Written problem - Pick out the lines in the listing below that contain the word "ELODIE" and copy them.

Record excerpts -
╔══

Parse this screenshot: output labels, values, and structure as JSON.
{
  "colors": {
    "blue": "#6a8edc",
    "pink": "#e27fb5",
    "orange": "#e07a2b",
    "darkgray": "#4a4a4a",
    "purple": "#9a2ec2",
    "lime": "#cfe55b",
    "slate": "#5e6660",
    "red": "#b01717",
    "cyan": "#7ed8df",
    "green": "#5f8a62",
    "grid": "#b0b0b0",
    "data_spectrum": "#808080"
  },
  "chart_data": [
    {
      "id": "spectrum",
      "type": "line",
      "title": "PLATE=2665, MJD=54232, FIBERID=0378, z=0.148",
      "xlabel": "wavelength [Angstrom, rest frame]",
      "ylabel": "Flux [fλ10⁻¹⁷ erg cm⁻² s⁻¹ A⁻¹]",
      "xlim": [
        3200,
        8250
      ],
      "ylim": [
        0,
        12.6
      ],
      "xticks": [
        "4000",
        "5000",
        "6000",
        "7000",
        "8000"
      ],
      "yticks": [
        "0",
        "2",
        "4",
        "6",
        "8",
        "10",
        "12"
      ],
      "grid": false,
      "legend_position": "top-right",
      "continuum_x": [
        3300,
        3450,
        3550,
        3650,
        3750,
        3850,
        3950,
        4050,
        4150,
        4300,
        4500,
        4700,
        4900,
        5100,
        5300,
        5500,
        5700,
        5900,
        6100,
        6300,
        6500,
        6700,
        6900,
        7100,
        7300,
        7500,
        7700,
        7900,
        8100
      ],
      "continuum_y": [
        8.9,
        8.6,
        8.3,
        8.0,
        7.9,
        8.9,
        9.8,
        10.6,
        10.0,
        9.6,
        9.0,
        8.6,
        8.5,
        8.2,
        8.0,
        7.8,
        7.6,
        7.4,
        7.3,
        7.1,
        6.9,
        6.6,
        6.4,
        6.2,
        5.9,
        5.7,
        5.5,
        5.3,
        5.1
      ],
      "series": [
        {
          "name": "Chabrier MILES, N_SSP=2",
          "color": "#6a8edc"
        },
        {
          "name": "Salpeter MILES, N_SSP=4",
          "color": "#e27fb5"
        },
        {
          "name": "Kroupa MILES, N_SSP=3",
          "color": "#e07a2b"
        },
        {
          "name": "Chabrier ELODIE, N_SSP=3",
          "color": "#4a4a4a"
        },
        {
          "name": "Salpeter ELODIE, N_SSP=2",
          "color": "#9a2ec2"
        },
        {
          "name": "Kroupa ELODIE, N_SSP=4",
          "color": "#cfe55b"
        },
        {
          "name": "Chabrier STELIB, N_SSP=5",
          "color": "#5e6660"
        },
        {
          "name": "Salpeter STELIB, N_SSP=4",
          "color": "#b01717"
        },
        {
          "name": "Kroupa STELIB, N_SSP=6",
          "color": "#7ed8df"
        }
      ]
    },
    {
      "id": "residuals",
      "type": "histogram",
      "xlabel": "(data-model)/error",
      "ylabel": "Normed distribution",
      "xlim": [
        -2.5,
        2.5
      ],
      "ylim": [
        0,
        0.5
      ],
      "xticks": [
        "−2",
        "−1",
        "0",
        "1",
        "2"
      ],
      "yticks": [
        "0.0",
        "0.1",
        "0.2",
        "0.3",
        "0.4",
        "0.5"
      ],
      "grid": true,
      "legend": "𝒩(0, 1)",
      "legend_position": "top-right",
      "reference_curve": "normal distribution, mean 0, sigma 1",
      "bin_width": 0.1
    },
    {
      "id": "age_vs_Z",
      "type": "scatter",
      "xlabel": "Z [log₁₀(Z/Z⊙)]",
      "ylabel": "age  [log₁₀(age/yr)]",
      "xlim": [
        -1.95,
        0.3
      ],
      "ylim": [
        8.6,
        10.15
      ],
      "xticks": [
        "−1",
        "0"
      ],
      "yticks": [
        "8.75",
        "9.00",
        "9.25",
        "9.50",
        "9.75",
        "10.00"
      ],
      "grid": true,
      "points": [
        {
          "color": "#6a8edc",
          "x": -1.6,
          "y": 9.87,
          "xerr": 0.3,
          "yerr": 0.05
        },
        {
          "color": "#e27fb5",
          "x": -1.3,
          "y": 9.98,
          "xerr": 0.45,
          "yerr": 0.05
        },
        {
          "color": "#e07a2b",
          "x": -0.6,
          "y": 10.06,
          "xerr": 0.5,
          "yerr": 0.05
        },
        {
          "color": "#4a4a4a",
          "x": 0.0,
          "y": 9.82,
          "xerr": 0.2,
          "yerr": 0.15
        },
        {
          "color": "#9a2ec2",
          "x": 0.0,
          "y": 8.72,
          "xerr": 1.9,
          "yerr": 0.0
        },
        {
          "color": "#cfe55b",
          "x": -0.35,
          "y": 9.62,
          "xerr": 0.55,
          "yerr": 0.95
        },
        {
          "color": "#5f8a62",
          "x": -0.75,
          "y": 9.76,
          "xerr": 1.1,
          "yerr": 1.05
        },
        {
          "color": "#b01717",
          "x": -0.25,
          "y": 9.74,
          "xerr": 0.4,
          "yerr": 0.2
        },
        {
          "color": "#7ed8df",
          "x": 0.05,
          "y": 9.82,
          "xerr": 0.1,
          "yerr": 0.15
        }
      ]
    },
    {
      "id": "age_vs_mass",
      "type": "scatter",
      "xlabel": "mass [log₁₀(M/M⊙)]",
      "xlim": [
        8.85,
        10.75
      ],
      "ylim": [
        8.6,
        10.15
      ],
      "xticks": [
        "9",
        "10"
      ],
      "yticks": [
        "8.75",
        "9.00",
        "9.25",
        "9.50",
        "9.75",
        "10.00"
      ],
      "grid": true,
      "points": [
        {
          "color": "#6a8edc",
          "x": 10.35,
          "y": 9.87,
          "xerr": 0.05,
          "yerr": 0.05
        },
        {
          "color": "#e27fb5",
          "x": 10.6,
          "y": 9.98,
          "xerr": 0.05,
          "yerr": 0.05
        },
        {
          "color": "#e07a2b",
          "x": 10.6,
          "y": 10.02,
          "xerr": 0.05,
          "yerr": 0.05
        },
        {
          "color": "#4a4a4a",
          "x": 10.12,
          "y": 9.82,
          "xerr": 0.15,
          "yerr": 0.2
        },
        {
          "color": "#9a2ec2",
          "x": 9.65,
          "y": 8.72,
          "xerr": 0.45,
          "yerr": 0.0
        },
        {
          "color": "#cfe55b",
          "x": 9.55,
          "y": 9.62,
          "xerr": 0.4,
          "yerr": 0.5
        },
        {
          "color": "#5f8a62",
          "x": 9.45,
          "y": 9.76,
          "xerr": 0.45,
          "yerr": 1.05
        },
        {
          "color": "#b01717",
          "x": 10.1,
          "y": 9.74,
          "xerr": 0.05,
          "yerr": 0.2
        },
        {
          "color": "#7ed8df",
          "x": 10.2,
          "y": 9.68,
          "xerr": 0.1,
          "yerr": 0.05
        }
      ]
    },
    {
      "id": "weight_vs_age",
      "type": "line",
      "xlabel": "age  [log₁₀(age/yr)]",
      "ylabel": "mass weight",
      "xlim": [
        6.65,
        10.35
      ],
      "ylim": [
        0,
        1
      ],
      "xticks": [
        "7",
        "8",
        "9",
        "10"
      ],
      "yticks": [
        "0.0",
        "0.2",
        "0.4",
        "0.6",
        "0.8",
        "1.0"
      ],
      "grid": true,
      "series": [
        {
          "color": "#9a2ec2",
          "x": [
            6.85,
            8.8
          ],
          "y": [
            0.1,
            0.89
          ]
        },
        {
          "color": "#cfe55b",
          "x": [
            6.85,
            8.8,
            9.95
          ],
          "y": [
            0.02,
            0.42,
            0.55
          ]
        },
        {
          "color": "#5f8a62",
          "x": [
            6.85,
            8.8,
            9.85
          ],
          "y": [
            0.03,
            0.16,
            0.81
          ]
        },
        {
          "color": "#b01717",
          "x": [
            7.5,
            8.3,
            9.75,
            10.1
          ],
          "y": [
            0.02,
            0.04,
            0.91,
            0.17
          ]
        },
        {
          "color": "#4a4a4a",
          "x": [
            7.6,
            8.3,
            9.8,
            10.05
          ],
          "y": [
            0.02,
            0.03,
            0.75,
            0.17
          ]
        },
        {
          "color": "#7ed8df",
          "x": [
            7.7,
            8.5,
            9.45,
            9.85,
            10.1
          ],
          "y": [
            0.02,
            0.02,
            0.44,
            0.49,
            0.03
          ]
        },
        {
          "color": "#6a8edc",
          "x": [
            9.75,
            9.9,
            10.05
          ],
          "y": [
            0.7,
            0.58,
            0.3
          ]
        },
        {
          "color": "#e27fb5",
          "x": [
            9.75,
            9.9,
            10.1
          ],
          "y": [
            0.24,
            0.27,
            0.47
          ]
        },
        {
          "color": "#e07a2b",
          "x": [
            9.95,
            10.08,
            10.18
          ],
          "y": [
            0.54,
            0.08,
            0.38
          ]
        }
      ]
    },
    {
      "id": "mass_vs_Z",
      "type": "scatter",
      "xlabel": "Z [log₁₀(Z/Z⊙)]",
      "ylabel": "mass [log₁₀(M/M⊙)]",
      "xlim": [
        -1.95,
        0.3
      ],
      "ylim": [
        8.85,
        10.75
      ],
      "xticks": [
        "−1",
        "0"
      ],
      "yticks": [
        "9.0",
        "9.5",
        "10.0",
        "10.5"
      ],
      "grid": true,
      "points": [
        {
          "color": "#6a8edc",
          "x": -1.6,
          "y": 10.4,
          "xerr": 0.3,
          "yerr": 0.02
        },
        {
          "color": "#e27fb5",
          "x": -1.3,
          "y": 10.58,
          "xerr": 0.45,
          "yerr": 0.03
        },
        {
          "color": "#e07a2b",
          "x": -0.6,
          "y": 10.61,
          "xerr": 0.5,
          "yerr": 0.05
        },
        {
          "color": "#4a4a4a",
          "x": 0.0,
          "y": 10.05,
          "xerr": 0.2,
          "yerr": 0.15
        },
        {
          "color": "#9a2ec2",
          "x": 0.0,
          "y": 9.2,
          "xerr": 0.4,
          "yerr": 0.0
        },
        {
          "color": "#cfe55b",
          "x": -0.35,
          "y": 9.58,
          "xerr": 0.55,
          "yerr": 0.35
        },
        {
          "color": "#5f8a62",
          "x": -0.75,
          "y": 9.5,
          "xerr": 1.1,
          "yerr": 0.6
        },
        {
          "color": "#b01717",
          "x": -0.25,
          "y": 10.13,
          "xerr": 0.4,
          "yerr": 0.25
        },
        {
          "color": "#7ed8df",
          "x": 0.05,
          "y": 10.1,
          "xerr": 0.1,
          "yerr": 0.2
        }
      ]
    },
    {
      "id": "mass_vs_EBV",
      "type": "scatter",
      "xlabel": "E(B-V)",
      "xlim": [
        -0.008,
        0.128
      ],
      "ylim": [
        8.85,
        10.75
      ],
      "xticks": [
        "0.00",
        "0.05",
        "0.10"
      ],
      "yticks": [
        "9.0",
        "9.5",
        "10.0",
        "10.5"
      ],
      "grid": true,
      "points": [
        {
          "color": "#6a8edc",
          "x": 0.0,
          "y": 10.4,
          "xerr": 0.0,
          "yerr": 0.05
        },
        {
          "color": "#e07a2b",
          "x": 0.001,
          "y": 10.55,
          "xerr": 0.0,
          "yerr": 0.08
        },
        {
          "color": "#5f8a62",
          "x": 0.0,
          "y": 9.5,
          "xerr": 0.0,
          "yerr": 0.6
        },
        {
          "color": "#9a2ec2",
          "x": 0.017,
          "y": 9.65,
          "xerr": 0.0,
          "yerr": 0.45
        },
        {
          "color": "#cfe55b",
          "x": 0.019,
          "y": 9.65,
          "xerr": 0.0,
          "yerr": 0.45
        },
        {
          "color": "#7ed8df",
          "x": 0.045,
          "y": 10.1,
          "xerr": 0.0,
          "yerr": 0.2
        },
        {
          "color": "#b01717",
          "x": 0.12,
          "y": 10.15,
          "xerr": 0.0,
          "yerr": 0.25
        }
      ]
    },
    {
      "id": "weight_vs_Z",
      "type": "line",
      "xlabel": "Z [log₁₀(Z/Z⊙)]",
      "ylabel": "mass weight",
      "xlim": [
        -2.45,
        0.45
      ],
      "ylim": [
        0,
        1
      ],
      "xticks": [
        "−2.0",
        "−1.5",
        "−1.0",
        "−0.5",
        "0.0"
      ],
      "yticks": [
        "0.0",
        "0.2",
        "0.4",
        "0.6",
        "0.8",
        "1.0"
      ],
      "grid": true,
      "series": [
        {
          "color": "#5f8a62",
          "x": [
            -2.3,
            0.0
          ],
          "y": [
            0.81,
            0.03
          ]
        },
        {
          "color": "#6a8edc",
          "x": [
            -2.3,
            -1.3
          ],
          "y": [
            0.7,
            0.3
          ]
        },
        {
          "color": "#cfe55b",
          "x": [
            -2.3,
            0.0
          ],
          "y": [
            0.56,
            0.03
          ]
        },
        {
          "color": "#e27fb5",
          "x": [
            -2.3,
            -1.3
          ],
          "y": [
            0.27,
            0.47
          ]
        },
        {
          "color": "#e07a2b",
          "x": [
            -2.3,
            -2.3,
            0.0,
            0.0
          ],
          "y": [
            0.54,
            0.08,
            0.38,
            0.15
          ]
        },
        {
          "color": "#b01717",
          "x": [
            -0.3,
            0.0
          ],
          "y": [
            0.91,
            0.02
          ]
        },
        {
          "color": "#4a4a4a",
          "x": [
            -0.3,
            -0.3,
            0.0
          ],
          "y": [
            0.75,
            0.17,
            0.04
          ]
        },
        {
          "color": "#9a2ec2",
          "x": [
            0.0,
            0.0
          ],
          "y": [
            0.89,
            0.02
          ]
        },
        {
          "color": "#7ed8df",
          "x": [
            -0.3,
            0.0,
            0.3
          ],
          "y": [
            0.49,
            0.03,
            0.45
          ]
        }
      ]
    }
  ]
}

╚══

Output of the task -
          "name": "Chabrier ELODIE, N_SSP=3",
          "name": "Salpeter ELODIE, N_SSP=2",
          "name": "Kroupa ELODIE, N_SSP=4",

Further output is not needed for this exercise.